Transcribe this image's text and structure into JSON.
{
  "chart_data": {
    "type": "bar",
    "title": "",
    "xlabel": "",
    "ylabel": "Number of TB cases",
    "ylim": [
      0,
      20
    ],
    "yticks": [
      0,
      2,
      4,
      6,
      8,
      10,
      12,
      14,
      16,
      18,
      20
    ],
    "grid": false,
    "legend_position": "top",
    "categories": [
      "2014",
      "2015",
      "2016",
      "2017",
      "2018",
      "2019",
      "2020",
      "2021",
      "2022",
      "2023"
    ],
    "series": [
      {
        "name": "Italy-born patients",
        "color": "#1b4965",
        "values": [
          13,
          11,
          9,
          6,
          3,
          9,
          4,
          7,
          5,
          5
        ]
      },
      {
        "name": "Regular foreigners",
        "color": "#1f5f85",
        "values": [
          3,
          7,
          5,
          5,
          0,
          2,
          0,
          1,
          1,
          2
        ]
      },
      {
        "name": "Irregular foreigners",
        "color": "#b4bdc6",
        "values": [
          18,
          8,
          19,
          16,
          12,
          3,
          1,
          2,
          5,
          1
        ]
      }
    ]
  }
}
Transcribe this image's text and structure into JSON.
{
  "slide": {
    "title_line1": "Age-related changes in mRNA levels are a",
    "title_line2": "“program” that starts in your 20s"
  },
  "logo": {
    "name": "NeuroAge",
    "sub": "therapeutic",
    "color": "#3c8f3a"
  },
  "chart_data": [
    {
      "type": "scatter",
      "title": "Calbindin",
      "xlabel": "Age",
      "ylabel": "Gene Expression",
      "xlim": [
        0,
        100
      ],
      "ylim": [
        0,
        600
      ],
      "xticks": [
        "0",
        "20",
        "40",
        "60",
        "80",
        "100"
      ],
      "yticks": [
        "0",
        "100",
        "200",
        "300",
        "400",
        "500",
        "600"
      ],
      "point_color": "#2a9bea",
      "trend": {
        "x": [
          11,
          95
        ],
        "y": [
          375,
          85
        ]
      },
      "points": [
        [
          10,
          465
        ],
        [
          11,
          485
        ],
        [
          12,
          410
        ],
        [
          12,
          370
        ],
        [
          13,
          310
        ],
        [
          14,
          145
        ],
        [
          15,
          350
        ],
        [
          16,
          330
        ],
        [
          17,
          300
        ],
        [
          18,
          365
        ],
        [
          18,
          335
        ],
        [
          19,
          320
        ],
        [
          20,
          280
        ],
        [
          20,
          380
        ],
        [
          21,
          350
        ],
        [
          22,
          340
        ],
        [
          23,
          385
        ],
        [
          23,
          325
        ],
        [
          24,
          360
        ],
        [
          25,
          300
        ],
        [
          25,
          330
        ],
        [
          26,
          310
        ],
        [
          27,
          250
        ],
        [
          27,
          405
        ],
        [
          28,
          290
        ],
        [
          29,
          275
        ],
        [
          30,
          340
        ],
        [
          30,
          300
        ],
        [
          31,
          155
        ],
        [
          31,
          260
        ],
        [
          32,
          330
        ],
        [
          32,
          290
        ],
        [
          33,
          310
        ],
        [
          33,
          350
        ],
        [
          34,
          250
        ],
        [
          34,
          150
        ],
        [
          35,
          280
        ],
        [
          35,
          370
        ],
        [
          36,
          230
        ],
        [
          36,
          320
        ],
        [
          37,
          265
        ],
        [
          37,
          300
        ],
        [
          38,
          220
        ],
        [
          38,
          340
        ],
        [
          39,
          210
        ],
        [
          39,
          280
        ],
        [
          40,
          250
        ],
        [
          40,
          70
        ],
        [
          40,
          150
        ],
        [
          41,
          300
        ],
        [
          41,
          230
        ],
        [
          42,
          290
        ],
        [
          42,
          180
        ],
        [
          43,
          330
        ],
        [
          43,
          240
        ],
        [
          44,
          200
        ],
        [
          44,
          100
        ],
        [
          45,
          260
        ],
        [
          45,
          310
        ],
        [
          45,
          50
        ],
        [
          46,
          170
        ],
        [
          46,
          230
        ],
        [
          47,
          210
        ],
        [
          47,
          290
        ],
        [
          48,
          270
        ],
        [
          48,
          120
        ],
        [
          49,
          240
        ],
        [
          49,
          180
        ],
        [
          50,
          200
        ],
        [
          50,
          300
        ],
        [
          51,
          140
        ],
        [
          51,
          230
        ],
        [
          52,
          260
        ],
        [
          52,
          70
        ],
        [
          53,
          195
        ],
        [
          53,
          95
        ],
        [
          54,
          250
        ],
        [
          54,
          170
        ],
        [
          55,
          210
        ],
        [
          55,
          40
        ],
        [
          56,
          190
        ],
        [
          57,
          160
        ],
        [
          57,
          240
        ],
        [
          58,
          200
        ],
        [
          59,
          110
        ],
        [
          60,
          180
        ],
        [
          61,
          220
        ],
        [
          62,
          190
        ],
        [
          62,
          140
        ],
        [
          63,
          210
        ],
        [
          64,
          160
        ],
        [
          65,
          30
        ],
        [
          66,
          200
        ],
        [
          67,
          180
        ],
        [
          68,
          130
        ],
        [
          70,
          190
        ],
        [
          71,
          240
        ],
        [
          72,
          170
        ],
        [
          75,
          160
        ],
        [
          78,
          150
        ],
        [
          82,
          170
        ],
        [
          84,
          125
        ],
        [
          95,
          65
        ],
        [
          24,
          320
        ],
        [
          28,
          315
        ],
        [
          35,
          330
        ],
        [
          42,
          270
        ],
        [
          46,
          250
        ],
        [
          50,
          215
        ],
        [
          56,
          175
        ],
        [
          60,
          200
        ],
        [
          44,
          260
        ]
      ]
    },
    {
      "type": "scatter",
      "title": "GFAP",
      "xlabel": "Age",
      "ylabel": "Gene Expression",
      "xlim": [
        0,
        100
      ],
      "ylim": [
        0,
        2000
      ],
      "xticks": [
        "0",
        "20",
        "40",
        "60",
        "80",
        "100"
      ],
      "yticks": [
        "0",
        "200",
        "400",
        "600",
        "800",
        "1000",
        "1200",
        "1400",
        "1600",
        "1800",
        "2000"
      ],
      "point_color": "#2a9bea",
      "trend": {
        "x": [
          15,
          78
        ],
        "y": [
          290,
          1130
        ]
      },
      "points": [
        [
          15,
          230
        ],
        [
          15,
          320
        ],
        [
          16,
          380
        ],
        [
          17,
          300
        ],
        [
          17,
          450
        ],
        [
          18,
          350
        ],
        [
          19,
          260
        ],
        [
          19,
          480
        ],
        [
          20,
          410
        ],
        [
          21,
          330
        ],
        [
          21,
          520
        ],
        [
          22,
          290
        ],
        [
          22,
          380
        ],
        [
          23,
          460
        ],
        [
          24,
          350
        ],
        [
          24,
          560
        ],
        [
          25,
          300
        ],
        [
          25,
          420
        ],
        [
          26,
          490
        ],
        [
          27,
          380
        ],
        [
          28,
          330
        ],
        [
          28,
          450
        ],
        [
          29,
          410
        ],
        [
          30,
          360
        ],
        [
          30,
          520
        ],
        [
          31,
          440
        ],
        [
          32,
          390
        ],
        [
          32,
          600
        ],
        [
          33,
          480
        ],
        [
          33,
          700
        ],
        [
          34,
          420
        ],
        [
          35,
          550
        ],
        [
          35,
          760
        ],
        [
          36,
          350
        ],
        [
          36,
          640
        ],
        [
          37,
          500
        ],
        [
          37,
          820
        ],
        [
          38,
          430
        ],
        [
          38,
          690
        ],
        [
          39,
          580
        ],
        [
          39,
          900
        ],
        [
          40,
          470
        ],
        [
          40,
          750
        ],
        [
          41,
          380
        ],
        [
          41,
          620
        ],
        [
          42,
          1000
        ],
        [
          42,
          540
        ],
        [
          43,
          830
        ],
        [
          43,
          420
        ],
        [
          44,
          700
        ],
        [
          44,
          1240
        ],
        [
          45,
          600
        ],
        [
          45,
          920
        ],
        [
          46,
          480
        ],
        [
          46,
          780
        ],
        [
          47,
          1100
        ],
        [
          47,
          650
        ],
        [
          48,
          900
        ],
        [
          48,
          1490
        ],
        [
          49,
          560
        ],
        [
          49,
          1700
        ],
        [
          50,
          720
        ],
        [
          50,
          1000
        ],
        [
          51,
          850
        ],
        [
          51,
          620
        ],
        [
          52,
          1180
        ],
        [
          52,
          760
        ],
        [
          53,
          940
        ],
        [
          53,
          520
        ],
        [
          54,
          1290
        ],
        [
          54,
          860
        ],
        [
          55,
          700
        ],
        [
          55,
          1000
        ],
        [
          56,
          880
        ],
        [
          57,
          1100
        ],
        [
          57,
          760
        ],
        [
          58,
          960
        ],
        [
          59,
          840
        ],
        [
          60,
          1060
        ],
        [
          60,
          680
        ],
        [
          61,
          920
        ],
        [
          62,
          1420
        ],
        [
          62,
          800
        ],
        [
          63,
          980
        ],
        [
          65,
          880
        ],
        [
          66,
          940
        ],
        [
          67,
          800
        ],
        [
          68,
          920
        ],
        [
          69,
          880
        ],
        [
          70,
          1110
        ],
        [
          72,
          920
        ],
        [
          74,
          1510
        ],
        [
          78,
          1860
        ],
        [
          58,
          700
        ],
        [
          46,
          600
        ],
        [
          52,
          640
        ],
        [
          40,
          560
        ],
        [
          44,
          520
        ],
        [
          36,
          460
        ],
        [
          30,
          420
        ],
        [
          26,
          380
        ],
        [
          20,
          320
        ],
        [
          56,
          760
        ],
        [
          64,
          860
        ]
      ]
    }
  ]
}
* * * * *
# What to do
Lines in the listing above that contain the word "name" must be copied; leave out the rest.

# Answer area
        "name": "Italy-born patients",
        "name": "Regular foreigners",
        "name": "Irregular foreigners",
    "name": "NeuroAge",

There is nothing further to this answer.